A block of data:
__________

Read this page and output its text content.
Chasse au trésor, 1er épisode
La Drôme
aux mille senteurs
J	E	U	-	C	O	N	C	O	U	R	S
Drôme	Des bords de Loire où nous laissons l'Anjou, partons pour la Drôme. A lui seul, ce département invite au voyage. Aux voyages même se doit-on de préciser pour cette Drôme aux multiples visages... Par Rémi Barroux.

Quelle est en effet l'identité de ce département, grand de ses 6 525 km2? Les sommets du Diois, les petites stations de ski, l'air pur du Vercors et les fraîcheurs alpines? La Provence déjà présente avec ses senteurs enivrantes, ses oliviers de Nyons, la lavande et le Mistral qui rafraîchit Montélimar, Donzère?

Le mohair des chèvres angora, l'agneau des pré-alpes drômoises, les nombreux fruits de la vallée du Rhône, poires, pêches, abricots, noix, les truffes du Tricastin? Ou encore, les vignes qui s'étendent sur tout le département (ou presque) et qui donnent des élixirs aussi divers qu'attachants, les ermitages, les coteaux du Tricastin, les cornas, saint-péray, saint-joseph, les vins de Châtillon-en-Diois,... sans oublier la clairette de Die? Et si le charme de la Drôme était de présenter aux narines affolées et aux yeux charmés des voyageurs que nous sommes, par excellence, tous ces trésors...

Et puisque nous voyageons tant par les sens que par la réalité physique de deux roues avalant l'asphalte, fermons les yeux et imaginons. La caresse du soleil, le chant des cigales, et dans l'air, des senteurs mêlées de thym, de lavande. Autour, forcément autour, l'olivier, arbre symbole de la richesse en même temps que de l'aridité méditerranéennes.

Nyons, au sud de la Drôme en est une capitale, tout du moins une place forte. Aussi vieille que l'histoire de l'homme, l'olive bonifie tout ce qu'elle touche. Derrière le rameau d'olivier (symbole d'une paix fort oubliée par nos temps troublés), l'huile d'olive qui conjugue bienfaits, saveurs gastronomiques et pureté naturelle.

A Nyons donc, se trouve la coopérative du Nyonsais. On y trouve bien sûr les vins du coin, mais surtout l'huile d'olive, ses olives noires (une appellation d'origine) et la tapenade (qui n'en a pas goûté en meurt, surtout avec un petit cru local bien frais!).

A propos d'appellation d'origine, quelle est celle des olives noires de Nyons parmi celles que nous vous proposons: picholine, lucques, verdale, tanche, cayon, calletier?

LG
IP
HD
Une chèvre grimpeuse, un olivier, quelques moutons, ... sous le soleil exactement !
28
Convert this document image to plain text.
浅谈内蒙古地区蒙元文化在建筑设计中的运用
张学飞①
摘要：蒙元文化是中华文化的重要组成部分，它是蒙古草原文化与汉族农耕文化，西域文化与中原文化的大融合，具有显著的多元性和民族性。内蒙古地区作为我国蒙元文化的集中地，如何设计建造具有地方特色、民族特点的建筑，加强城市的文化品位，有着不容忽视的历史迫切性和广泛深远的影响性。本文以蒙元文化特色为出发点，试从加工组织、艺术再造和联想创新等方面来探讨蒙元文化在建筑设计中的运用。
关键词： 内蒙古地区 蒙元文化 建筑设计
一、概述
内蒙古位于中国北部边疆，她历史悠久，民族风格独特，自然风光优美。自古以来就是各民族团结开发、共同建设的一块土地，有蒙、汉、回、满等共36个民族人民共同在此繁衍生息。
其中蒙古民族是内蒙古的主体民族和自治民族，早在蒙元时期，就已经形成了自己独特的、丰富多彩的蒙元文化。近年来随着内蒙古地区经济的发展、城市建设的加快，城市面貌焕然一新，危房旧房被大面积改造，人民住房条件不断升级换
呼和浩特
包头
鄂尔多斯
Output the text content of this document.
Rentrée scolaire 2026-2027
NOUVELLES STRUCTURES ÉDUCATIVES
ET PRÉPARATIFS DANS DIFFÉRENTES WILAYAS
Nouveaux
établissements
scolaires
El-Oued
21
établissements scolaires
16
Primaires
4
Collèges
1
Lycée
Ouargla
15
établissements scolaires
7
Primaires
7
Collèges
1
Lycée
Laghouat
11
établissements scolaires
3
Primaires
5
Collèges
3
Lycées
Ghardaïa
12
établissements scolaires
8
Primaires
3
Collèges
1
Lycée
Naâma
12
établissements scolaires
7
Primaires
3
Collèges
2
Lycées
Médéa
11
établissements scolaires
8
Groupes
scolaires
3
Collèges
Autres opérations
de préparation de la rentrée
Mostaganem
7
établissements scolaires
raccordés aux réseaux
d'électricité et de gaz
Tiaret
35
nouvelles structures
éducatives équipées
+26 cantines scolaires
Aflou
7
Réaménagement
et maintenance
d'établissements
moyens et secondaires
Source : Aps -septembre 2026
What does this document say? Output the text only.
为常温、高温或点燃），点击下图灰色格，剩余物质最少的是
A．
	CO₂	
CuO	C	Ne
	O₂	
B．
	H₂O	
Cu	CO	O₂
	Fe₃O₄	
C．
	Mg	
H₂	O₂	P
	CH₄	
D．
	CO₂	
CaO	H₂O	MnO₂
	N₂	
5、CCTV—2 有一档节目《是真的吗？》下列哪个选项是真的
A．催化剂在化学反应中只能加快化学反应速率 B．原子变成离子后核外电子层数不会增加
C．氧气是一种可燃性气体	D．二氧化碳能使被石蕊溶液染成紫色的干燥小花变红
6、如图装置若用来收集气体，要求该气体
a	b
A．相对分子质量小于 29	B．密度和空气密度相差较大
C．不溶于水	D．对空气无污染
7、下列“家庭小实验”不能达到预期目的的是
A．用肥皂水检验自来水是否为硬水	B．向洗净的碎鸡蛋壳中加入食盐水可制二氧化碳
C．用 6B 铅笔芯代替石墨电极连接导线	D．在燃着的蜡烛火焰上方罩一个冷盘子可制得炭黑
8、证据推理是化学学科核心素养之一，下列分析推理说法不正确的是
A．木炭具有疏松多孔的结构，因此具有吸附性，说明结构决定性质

__________

**Your task:** Each entry above is to be set down again in exactly the same words.

**Written response:**
Read this page and output its text content.
Chasse au trésor, 1er épisode
La Drôme
aux mille senteurs
J	E	U	-	C	O	N	C	O	U	R	S
Drôme	Des bords de Loire où nous laissons l'Anjou, partons pour la Drôme. A lui seul, ce département invite au voyage. Aux voyages même se doit-on de préciser pour cette Drôme aux multiples visages... Par Rémi Barroux.

Quelle est en effet l'identité de ce département, grand de ses 6 525 km2? Les sommets du Diois, les petites stations de ski, l'air pur du Vercors et les fraîcheurs alpines? La Provence déjà présente avec ses senteurs enivrantes, ses oliviers de Nyons, la lavande et le Mistral qui rafraîchit Montélimar, Donzère?

Le mohair des chèvres angora, l'agneau des pré-alpes drômoises, les nombreux fruits de la vallée du Rhône, poires, pêches, abricots, noix, les truffes du Tricastin? Ou encore, les vignes qui s'étendent sur tout le département (ou presque) et qui donnent des élixirs aussi divers qu'attachants, les ermitages, les coteaux du Tricastin, les cornas, saint-péray, saint-joseph, les vins de Châtillon-en-Diois,... sans oublier la clairette de Die? Et si le charme de la Drôme était de présenter aux narines affolées et aux yeux charmés des voyageurs que nous sommes, par excellence, tous ces trésors...

Et puisque nous voyageons tant par les sens que par la réalité physique de deux roues avalant l'asphalte, fermons les yeux et imaginons. La caresse du soleil, le chant des cigales, et dans l'air, des senteurs mêlées de thym, de lavande. Autour, forcément autour, l'olivier, arbre symbole de la richesse en même temps que de l'aridité méditerranéennes.

Nyons, au sud de la Drôme en est une capitale, tout du moins une place forte. Aussi vieille que l'histoire de l'homme, l'olive bonifie tout ce qu'elle touche. Derrière le rameau d'olivier (symbole d'une paix fort oubliée par nos temps troublés), l'huile d'olive qui conjugue bienfaits, saveurs gastronomiques et pureté naturelle.

A Nyons donc, se trouve la coopérative du Nyonsais. On y trouve bien sûr les vins du coin, mais surtout l'huile d'olive, ses olives noires (une appellation d'origine) et la tapenade (qui n'en a pas goûté en meurt, surtout avec un petit cru local bien frais!).

A propos d'appellation d'origine, quelle est celle des olives noires de Nyons parmi celles que nous vous proposons: picholine, lucques, verdale, tanche, cayon, calletier?

LG
IP
HD
Une chèvre grimpeuse, un olivier, quelques moutons, ... sous le soleil exactement !
28
Convert this document image to plain text.
浅谈内蒙古地区蒙元文化在建筑设计中的运用
张学飞①
摘要：蒙元文化是中华文化的重要组成部分，它是蒙古草原文化与汉族农耕文化，西域文化与中原文化的大融合，具有显著的多元性和民族性。内蒙古地区作为我国蒙元文化的集中地，如何设计建造具有地方特色、民族特点的建筑，加强城市的文化品位，有着不容忽视的历史迫切性和广泛深远的影响性。本文以蒙元文化特色为出发点，试从加工组织、艺术再造和联想创新等方面来探讨蒙元文化在建筑设计中的运用。
关键词： 内蒙古地区 蒙元文化 建筑设计
一、概述
内蒙古位于中国北部边疆，她历史悠久，民族风格独特，自然风光优美。自古以来就是各民族团结开发、共同建设的一块土地，有蒙、汉、回、满等共36个民族人民共同在此繁衍生息。
其中蒙古民族是内蒙古的主体民族和自治民族，早在蒙元时期，就已经形成了自己独特的、丰富多彩的蒙元文化。近年来随着内蒙古地区经济的发展、城市建设的加快，城市面貌焕然一新，危房旧房被大面积改造，人民住房条件不断升级换
呼和浩特
包头
鄂尔多斯
Output the text content of this document.
Rentrée scolaire 2026-2027
NOUVELLES STRUCTURES ÉDUCATIVES
ET PRÉPARATIFS DANS DIFFÉRENTES WILAYAS
Nouveaux
établissements
scolaires
El-Oued
21
établissements scolaires
16
Primaires
4
Collèges
1
Lycée
Ouargla
15
établissements scolaires
7
Primaires
7
Collèges
1
Lycée
Laghouat
11
établissements scolaires
3
Primaires
5
Collèges
3
Lycées
Ghardaïa
12
établissements scolaires
8
Primaires
3
Collèges
1
Lycée
Naâma
12
établissements scolaires
7
Primaires
3
Collèges
2
Lycées
Médéa
11
établissements scolaires
8
Groupes
scolaires
3
Collèges
Autres opérations
de préparation de la rentrée
Mostaganem
7
établissements scolaires
raccordés aux réseaux
d'électricité et de gaz
Tiaret
35
nouvelles structures
éducatives équipées
+26 cantines scolaires
Aflou
7
Réaménagement
et maintenance
d'établissements
moyens et secondaires
Source : Aps -septembre 2026
What does this document say? Output the text only.
为常温、高温或点燃），点击下图灰色格，剩余物质最少的是
A．
	CO₂	
CuO	C	Ne
	O₂	
B．
	H₂O	
Cu	CO	O₂
	Fe₃O₄	
C．
	Mg	
H₂	O₂	P
	CH₄	
D．
	CO₂	
CaO	H₂O	MnO₂
	N₂	
5、CCTV—2 有一档节目《是真的吗？》下列哪个选项是真的
A．催化剂在化学反应中只能加快化学反应速率 B．原子变成离子后核外电子层数不会增加
C．氧气是一种可燃性气体	D．二氧化碳能使被石蕊溶液染成紫色的干燥小花变红
6、如图装置若用来收集气体，要求该气体
a	b
A．相对分子质量小于 29	B．密度和空气密度相差较大
C．不溶于水	D．对空气无污染
7、下列“家庭小实验”不能达到预期目的的是
A．用肥皂水检验自来水是否为硬水	B．向洗净的碎鸡蛋壳中加入食盐水可制二氧化碳
C．用 6B 铅笔芯代替石墨电极连接导线	D．在燃着的蜡烛火焰上方罩一个冷盘子可制得炭黑
8、证据推理是化学学科核心素养之一，下列分析推理说法不正确的是
A．木炭具有疏松多孔的结构，因此具有吸附性，说明结构决定性质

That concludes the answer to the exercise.